**Document passage:**
▶

Physical characteristics
- Source: Unidentified Lake
- • location: La Tuque, Mauricie, Quebec
- • coordinates: 48°24′36″N 74°24′20″W﻿ / ﻿48.41000°N 74.40556°W
- • elevation: 469 m (1,539 ft)
- Mouth: Gouin Reservoir (Kikendatch Bay)
- • location: La Tuque, Mauricie, Quebec
- • coordinates: 48°22′25″N 74°20′20″W﻿ / ﻿48.37361°N 74.33889°W
- • elevation: 402 m (1,319 ft)
- Length: 31.6 km (19.6 mi)

= Atimokateiw River =

The Atimokateiw River is a tributary of the south shore of the Gouin Reservoir, flowing into the territory of the town of La Tuque, in the area of Mauricie, Quebec, Canada.

The Atimokateiw River flows entirely in the township of Aubin, to the south-east of the Gouin Reservoir. Forestry is the main economic activity of this valley; recreational tourism activities, second.

A forest road branch serves the valley of the Atimokateiw River and the peninsula which stretches north on 30.1 km. This road branch connects to route 400 which bypasses the south-eastern part of the Gouin Reservoir. It connects the village of Parent, Quebec (via the vallée of Bazin River) and the village Wemotaci, Quebec which is located west of La Tuque, Quebec.

The surface of the Atimokateiw River is usually frozen from mid-November to the end of April, however, safe ice circulation is generally from early December to late March.

== Geography ==

The surrounding hydrographic slopes of the Atimokateiw River are:
- north side: Gouin Reservoir, Magnan Lake, McSweeney Lake, Wapous River;
- east side: Kikendatch Bay, Payolas Creek, Leblanc River, Saint-Maurice River, Jean-Pierre River;
- south side: West Pichoui River, Bellerive River, Saint-Maurice River, Bazin River, Drouin River;
- west side: Kettle Bay, Chapman Lake, Gouin Reservoir, Leblanc River, Nevers Lake, Five Mile Lake.

◀

**Exercises:**
A: From the Atimokateiw River passage, copy word for word the portion starting at "The Atimokateiw River flows" and ending at "tourism activities, second.".
B: According to the Atimokateiw River passage, during what period is safe ice circulation generally possible on the river?
C: List every hydrographic slope that the Atimokateiw River passage gives for the south side of the river.

**Provided data:**
▶

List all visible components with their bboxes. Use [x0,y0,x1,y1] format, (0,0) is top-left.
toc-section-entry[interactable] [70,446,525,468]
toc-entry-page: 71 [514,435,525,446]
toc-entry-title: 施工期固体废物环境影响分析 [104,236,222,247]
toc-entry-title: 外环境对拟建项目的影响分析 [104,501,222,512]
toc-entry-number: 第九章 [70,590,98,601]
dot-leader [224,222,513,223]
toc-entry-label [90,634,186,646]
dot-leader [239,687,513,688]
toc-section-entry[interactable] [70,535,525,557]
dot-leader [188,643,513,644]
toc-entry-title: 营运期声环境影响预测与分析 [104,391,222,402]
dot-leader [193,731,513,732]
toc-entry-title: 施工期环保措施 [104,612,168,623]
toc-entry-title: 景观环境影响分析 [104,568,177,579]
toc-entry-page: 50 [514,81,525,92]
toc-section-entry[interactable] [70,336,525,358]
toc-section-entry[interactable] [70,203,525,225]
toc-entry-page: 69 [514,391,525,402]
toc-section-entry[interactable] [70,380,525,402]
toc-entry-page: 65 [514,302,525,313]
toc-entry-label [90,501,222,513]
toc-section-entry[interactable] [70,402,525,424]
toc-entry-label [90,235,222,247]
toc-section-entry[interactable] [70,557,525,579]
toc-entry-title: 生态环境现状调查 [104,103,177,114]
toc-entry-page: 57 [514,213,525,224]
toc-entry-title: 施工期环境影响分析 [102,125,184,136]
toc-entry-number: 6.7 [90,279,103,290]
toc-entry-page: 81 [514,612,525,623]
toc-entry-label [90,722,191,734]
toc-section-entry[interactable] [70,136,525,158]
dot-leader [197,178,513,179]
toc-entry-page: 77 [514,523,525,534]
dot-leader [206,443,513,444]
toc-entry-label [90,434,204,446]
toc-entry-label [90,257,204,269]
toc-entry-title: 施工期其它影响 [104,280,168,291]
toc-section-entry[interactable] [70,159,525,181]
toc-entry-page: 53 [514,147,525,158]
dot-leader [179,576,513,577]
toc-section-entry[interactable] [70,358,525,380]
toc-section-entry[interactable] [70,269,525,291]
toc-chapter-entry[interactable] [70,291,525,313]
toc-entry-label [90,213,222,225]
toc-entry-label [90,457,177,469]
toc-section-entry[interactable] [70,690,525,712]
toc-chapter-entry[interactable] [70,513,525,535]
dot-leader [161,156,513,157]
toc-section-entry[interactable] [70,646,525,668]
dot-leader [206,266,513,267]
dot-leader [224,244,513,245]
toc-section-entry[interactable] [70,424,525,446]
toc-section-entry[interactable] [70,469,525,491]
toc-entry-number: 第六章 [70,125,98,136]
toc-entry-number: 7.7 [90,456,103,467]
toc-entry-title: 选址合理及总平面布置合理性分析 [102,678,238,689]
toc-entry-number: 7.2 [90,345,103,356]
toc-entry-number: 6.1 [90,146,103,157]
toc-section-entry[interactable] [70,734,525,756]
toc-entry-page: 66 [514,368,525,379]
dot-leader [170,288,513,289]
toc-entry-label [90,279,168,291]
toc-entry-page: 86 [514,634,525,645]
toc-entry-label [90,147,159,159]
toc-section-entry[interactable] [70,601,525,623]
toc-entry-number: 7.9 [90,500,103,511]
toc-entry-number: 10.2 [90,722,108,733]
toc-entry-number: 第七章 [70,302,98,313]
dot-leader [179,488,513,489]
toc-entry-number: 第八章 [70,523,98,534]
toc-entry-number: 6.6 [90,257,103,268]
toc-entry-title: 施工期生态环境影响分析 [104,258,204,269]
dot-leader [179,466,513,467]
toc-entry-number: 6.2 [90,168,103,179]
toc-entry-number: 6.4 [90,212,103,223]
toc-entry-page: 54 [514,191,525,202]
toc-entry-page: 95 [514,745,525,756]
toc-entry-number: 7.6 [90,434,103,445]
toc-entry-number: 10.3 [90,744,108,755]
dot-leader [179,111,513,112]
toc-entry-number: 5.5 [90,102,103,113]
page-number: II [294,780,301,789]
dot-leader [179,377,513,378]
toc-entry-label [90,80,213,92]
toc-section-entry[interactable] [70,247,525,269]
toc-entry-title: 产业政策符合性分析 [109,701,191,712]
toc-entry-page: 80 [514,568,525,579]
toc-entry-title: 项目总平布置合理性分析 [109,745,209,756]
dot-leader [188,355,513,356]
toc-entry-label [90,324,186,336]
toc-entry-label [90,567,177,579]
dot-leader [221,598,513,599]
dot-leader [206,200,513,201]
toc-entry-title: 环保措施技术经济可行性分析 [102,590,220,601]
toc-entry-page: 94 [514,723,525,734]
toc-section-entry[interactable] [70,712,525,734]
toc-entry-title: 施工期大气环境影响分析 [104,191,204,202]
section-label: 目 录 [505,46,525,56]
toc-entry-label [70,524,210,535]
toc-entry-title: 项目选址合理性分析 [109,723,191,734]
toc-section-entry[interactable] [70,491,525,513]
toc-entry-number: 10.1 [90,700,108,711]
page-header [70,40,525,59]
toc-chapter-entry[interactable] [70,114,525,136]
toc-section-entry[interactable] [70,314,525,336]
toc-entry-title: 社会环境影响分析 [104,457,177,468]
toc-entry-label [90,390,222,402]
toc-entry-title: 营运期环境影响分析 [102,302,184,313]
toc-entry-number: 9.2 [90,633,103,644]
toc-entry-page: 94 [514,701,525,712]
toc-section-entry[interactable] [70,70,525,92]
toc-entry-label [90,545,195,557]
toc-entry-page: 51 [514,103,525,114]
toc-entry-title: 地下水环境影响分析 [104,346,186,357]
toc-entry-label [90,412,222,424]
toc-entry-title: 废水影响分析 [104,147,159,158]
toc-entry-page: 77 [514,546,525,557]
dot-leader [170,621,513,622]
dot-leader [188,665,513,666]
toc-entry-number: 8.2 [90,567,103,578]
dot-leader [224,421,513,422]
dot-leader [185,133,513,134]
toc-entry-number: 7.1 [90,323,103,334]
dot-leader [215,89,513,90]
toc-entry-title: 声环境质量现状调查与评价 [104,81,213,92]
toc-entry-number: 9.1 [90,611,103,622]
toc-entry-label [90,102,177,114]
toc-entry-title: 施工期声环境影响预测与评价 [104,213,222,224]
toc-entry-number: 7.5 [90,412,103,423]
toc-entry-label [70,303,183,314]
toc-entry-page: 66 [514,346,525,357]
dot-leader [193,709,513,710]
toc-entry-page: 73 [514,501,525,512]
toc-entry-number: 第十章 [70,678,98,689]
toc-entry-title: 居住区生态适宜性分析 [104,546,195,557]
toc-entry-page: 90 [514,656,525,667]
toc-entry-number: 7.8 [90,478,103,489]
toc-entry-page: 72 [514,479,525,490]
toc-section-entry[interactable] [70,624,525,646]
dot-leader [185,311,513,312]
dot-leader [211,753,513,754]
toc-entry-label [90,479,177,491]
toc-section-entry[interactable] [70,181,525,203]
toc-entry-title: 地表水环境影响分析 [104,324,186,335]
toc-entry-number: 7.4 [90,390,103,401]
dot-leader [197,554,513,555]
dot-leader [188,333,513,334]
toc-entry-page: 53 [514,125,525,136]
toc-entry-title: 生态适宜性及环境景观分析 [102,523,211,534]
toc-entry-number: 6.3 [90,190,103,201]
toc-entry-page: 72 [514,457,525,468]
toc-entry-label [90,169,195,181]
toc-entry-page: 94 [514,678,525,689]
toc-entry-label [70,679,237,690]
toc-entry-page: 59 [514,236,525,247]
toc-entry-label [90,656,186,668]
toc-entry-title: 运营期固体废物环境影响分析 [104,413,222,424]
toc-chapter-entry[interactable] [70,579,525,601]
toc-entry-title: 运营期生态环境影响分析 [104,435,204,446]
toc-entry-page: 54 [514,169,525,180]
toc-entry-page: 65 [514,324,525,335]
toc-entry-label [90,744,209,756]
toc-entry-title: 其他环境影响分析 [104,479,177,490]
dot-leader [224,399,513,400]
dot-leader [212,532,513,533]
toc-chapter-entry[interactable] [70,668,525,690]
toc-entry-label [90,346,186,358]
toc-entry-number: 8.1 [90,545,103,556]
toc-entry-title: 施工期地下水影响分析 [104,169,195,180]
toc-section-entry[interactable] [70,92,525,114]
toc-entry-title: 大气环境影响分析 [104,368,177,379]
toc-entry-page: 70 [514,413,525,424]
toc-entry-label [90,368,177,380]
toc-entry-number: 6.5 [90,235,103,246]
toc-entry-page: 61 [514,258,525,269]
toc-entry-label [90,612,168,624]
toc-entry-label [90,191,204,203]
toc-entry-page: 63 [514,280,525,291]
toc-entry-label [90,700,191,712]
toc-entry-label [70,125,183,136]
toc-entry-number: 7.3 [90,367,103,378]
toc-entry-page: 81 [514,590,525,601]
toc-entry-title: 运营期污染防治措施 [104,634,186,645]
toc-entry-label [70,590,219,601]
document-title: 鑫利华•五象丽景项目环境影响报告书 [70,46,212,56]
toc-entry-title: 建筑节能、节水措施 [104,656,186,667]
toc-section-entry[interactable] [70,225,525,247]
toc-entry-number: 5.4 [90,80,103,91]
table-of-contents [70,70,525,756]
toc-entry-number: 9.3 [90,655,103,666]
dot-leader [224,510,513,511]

◀

**Outputs in order:**
A:
The Atimokateiw River flows entirely in the township of Aubin, to the south-east of the Gouin Reservoir. Forestry is the main economic activity of this valley; recreational tourism activities, second.

B: Safe ice circulation is generally possible from early December to late March.

C: West Pichoui River, Bellerive River, Saint-Maurice River, Bazin River, Drouin River